• Objective
From the listing below, extract each line containing the string "Match".

• Entries supplied
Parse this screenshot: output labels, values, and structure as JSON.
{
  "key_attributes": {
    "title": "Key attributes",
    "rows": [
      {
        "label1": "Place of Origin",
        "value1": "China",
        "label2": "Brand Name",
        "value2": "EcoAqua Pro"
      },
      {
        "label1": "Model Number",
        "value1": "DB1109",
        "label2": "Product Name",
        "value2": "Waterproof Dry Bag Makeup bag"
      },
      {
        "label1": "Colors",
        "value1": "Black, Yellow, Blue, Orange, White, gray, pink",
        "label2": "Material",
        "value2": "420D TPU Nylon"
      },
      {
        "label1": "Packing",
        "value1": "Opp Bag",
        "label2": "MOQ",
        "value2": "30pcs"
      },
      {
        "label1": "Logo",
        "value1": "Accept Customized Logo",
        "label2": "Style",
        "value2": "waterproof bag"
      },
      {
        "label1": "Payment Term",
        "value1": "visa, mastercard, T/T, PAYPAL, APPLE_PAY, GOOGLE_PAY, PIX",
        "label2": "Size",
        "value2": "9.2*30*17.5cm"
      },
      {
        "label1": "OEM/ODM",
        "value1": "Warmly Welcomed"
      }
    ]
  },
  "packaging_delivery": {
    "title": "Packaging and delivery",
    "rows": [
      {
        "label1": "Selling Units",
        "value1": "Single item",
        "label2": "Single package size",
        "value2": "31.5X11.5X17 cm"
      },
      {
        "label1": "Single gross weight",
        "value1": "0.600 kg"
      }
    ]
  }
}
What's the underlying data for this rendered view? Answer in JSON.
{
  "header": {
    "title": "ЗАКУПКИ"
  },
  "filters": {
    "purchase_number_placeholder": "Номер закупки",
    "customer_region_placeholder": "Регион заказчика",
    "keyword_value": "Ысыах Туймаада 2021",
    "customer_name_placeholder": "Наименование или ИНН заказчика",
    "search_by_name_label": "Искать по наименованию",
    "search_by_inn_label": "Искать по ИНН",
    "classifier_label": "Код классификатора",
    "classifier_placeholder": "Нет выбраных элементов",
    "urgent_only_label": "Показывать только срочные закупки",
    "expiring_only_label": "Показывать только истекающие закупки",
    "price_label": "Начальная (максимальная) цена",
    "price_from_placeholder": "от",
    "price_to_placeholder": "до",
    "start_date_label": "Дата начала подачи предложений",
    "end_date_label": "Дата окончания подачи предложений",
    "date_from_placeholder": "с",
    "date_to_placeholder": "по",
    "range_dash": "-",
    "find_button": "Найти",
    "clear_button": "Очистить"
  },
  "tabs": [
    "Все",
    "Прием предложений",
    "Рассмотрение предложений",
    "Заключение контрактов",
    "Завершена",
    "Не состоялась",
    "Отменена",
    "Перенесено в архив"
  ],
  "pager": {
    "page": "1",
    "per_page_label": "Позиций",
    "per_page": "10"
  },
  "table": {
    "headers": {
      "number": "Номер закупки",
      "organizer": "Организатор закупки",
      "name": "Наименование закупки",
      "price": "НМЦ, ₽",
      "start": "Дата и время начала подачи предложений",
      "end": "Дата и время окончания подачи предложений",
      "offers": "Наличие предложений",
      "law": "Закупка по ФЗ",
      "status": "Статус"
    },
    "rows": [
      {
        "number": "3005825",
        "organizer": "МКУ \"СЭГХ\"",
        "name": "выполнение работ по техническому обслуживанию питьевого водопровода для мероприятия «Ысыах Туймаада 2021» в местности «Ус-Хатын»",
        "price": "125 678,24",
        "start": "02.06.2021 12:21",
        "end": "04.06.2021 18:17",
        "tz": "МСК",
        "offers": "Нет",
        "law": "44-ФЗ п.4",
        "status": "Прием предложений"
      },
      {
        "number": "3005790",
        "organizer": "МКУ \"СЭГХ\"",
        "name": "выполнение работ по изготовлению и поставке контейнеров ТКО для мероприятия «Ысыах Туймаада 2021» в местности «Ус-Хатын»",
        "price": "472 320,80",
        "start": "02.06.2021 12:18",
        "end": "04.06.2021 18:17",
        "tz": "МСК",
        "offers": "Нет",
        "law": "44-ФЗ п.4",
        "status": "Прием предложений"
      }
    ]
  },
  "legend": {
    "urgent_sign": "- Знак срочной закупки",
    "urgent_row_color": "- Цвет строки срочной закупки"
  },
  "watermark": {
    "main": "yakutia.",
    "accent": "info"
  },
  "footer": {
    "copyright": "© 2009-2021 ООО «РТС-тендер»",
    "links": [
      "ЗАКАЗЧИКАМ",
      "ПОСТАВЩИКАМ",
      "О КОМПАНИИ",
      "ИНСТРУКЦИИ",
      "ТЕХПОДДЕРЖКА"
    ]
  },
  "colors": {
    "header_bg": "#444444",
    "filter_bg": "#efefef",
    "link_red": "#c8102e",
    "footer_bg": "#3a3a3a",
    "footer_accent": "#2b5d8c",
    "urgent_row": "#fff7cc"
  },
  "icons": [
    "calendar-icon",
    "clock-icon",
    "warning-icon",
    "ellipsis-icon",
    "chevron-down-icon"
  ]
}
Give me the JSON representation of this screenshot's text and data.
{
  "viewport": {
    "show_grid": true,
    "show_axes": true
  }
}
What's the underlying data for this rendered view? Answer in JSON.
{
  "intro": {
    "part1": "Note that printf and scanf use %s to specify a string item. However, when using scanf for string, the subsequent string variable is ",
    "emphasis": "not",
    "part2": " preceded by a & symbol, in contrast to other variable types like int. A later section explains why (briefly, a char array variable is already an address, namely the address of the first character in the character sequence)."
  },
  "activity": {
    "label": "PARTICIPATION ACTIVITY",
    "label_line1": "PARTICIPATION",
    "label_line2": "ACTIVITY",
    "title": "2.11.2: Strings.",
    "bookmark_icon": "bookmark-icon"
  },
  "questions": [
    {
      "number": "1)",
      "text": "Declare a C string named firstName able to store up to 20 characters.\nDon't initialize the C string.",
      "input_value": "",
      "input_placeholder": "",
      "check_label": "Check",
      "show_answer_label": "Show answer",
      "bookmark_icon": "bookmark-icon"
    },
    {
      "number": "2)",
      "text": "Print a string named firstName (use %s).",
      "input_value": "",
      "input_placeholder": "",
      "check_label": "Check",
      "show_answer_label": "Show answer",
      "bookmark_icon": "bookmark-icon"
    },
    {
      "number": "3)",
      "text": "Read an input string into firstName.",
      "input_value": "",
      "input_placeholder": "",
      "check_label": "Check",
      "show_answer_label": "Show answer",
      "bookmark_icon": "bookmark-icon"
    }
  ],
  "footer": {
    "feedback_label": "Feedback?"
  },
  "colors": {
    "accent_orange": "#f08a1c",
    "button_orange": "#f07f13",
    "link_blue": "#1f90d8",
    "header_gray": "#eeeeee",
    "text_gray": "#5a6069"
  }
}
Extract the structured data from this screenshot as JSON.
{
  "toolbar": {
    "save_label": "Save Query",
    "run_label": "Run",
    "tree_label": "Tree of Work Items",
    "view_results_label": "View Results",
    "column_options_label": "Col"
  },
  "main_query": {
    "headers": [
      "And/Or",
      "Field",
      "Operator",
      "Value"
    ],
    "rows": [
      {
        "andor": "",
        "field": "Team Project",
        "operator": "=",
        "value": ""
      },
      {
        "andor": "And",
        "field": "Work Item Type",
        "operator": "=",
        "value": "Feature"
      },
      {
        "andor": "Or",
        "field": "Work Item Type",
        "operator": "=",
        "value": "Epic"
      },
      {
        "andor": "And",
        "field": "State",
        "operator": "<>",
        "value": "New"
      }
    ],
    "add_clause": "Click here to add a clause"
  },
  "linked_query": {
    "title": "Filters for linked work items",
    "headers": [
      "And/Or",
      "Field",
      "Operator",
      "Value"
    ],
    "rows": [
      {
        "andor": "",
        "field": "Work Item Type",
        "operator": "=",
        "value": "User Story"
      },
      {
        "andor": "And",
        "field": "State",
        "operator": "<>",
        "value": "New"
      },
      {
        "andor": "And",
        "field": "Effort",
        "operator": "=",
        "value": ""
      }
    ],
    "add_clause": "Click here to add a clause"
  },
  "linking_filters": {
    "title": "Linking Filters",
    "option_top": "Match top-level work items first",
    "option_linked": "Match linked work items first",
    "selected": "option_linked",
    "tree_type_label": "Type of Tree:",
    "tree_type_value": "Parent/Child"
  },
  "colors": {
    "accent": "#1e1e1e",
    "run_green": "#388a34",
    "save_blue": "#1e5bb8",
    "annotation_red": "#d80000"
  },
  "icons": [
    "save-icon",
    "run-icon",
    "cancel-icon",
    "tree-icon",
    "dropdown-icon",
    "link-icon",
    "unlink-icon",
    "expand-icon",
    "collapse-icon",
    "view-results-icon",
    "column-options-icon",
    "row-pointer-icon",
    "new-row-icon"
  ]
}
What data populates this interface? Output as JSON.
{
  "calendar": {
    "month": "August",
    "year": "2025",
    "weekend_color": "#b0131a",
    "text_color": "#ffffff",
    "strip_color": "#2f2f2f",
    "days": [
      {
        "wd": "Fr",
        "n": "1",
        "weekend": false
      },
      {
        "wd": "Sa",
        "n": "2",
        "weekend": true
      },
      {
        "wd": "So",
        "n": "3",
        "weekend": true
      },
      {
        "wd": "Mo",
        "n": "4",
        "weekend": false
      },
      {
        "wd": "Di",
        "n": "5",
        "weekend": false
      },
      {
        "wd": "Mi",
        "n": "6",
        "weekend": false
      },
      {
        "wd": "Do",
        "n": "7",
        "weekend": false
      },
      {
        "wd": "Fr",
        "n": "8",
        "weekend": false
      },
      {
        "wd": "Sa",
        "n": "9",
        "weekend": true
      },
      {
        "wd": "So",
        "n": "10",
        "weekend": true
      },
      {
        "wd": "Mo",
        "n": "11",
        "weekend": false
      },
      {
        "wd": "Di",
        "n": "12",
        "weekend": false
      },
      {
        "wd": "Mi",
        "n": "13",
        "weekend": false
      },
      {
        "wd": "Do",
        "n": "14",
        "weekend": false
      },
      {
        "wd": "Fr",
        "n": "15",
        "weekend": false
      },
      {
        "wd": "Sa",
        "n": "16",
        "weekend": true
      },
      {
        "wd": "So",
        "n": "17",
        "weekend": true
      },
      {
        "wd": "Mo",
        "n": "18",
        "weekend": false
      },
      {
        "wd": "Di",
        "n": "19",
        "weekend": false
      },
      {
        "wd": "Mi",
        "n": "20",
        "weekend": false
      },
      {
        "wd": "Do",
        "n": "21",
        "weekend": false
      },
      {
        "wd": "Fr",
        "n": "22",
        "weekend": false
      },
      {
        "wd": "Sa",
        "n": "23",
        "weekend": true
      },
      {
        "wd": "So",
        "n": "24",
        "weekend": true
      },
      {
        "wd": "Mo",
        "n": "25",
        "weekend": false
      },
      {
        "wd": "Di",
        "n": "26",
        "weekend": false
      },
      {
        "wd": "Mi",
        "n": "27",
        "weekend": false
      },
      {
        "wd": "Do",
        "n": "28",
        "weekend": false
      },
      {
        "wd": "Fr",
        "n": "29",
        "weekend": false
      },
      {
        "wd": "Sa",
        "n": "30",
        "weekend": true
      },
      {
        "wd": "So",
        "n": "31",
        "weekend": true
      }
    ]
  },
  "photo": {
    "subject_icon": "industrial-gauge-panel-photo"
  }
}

• Reply
    "option_top": "Match top-level work items first",
    "option_linked": "Match linked work items first",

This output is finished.